→ **What to produce**: Tally the lines of the listing that contain the string "Africa". Give the number and nothing else.
........
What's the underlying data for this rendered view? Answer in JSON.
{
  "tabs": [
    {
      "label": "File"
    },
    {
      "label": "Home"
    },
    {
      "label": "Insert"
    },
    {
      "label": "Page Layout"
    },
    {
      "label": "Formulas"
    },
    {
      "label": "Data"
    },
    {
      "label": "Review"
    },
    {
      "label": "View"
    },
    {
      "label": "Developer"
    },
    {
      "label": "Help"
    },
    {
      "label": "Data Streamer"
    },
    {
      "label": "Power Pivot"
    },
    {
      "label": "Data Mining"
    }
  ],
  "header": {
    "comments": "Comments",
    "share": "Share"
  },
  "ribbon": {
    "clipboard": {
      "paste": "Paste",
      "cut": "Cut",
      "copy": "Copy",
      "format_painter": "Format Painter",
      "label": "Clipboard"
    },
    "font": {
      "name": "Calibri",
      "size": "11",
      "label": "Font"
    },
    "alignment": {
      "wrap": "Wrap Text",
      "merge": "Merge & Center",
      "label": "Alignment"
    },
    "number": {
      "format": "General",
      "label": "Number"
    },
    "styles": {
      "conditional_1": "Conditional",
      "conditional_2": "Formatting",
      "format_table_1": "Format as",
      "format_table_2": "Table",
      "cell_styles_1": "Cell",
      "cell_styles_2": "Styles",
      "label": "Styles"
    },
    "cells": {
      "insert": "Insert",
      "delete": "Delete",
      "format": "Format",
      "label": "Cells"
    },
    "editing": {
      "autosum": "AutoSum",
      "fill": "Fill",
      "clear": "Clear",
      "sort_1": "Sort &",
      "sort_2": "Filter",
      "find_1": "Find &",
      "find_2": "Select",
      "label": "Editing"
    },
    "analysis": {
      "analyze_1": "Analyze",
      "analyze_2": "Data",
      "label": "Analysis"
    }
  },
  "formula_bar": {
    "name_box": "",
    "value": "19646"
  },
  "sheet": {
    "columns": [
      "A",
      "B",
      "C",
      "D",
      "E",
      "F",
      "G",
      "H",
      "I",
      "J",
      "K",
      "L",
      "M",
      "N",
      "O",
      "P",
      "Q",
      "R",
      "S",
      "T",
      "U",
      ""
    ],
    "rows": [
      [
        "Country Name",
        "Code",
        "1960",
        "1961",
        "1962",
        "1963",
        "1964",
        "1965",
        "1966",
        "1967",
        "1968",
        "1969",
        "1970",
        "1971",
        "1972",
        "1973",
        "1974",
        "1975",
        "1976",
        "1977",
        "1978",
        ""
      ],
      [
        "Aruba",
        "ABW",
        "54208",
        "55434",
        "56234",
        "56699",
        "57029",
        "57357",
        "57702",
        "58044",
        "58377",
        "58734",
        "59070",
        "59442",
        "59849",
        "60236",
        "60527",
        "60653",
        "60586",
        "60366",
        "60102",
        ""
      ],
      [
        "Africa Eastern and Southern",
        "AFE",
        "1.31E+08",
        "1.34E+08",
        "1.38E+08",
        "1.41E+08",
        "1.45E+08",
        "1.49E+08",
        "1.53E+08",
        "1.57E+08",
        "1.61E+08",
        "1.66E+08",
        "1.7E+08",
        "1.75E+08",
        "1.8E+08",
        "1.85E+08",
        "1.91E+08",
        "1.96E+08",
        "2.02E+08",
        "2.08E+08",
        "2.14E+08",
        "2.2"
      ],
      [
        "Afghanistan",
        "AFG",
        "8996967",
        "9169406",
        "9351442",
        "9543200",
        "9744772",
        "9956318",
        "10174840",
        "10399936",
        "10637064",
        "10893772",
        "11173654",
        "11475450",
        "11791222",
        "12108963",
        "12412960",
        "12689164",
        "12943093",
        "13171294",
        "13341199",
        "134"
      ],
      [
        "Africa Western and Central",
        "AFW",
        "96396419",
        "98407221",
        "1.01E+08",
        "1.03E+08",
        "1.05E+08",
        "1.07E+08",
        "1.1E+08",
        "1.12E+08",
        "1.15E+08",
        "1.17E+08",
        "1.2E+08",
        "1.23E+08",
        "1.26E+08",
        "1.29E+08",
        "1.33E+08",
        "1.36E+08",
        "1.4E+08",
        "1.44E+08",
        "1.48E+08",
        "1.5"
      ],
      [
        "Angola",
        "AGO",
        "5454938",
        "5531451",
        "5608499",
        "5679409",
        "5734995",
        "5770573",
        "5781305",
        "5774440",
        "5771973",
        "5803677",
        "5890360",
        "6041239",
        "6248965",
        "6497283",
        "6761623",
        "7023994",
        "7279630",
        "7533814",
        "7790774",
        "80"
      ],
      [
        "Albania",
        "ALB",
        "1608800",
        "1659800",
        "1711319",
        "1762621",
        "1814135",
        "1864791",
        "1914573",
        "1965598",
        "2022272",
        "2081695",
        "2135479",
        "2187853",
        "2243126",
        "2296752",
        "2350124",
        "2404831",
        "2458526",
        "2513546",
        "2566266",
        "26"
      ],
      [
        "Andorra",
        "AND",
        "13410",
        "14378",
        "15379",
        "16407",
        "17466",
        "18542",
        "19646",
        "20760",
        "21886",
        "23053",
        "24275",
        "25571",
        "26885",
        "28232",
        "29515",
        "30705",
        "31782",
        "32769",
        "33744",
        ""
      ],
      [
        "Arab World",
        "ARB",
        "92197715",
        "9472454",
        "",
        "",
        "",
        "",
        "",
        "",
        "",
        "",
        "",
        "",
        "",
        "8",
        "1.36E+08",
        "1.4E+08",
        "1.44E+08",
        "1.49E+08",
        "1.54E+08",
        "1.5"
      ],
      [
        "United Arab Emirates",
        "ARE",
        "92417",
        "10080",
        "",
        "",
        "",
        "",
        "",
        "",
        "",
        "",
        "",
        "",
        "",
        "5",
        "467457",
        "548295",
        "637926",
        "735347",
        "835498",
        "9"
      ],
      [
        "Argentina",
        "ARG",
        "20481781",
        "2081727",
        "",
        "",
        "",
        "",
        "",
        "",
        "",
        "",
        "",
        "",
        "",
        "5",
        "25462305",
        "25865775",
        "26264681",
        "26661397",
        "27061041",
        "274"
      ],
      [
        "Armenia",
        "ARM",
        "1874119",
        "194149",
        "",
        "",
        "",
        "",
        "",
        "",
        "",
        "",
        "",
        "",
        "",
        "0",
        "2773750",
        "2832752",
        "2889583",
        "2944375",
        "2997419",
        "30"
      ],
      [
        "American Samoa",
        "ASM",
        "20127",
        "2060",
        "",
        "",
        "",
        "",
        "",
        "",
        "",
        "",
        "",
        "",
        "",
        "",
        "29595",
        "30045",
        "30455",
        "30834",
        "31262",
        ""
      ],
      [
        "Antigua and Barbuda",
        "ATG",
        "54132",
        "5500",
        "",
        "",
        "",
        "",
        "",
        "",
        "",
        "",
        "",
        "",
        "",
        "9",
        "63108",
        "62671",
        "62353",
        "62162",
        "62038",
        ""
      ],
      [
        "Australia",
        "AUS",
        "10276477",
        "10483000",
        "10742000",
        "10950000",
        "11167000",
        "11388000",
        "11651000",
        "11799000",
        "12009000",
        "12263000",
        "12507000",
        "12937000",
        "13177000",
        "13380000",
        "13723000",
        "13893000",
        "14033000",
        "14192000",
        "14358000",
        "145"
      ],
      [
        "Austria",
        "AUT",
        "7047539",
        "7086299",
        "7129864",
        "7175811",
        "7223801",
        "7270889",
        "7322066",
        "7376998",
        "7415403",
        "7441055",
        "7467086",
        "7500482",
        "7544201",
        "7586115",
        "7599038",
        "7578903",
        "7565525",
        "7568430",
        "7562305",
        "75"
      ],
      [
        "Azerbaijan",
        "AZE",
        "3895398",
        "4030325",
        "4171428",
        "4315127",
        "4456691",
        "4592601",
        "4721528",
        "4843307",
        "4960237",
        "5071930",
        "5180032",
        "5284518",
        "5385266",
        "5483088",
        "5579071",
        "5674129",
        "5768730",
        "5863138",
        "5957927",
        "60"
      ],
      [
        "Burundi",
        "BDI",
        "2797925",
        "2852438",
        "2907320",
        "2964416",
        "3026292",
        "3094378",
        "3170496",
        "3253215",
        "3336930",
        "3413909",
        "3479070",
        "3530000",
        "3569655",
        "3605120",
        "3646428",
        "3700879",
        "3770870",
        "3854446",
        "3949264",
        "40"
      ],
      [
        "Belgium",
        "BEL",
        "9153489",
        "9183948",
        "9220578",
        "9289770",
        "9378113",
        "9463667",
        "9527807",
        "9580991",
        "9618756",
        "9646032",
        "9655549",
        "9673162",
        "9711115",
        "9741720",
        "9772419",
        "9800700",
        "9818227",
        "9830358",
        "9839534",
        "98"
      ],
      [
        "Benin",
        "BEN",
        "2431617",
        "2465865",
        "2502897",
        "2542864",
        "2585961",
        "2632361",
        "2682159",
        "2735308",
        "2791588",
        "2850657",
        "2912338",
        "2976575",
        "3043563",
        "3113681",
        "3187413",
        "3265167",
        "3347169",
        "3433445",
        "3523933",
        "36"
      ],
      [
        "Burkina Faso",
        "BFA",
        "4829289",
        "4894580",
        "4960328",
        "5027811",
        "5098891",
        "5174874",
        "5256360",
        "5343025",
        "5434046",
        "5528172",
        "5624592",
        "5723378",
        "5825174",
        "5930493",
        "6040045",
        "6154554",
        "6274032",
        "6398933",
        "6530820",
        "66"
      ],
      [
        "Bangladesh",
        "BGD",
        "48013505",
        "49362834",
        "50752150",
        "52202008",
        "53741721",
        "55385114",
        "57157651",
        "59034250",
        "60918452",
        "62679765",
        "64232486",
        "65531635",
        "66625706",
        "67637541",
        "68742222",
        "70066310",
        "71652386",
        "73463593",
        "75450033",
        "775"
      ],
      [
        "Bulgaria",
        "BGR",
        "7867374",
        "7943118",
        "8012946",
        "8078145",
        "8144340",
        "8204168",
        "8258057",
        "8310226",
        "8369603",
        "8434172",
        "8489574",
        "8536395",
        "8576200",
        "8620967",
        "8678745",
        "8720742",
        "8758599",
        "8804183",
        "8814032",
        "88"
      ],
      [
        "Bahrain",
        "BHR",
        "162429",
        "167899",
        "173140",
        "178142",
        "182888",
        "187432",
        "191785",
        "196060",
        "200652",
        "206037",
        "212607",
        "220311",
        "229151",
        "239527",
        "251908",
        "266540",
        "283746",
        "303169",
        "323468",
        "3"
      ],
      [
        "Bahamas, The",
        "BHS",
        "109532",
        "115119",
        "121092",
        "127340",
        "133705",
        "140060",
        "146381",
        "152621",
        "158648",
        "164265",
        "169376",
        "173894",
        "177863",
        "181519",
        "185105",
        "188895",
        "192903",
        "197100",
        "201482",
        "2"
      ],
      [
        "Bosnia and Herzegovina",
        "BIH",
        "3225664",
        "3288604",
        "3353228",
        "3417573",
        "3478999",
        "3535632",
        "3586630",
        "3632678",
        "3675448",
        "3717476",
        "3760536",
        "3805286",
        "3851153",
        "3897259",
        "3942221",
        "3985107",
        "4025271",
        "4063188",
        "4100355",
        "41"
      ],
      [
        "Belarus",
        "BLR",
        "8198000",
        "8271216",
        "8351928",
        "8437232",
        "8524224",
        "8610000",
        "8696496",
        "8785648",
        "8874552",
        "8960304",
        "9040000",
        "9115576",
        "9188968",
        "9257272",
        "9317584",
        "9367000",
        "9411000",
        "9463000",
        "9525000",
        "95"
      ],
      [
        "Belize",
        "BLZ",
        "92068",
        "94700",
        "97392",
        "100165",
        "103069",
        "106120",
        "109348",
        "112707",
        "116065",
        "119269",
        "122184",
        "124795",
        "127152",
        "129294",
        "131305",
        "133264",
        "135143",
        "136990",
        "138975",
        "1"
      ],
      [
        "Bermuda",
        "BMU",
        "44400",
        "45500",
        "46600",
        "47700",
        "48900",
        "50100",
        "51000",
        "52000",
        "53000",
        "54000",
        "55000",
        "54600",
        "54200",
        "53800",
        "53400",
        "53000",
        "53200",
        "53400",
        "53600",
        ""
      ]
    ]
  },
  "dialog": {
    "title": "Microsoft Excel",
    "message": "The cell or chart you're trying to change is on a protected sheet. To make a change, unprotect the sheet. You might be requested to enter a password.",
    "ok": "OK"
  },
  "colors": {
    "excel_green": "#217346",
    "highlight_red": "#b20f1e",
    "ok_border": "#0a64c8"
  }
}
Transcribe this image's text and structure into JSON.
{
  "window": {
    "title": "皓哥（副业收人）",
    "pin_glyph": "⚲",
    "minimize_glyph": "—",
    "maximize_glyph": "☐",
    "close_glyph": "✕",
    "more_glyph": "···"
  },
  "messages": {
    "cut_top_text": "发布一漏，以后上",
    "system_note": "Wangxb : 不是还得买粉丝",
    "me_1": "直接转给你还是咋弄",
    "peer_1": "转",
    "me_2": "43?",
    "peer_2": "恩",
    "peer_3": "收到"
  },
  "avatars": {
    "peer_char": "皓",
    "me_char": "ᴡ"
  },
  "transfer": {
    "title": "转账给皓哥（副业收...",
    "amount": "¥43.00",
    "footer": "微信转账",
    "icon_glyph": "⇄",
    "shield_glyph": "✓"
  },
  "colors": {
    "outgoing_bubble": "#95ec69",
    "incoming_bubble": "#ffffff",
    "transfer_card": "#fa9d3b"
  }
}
........
→ **Answer to the task**: 2